───── Data in this exercise

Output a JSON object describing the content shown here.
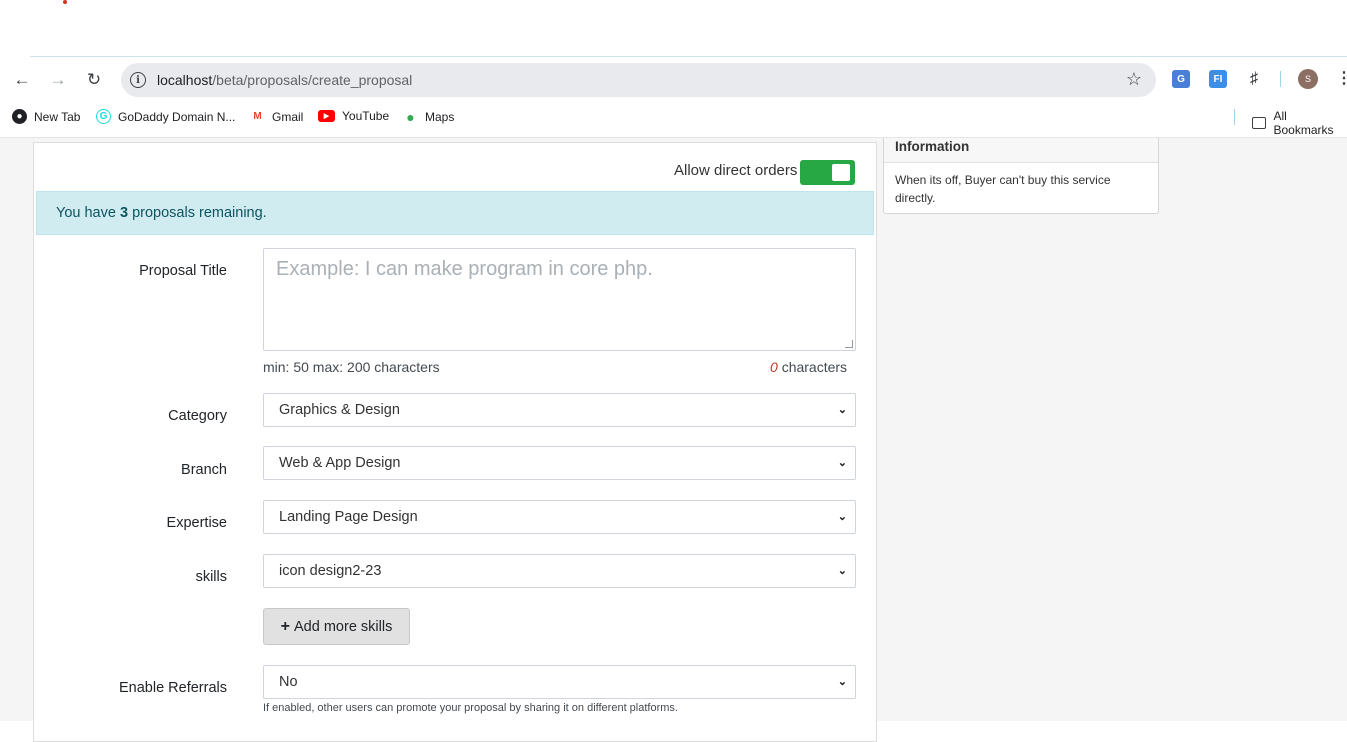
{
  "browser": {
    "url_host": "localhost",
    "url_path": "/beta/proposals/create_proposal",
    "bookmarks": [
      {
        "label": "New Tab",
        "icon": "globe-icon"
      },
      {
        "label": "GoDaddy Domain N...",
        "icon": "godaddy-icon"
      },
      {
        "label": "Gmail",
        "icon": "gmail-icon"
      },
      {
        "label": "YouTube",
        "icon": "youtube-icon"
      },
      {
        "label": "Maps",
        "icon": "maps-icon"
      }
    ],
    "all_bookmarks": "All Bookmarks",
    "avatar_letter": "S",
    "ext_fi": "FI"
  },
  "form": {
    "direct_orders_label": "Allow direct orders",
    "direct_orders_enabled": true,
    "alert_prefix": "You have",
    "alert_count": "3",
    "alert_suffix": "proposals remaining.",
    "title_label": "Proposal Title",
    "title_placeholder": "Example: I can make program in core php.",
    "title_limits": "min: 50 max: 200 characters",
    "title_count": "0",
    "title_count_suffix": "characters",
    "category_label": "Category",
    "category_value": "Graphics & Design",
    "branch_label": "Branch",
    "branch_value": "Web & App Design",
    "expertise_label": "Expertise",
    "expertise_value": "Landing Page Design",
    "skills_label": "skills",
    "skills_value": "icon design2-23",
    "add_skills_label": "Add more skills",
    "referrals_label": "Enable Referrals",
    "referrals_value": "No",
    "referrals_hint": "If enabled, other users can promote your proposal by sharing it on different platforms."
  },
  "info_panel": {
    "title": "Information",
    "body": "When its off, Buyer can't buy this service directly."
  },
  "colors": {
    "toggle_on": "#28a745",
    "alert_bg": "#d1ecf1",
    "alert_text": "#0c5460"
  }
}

──────────

§ **Short exercise**:
Copy out the lines in which the string "characters" appears.

§ **The answer**:
    "title_limits": "min: 50 max: 200 characters",
    "title_count_suffix": "characters",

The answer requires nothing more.